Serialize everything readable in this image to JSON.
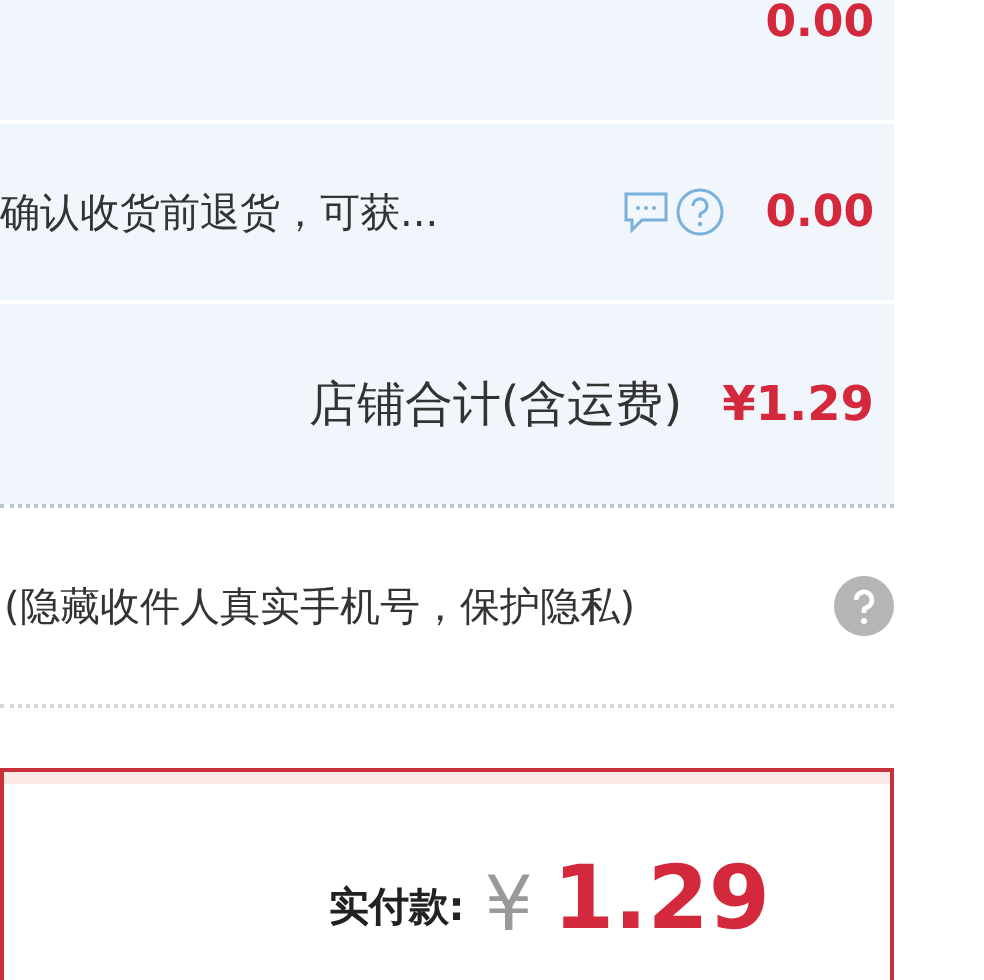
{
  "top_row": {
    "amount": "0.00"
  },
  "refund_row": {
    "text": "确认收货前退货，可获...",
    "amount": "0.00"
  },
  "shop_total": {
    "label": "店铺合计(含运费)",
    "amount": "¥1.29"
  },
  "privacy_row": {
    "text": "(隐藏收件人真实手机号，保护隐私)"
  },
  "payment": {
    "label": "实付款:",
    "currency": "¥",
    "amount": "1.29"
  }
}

Your task: Each line of the material above either contains the word "text" or does not; state how many do, and nothing else.

Result: 2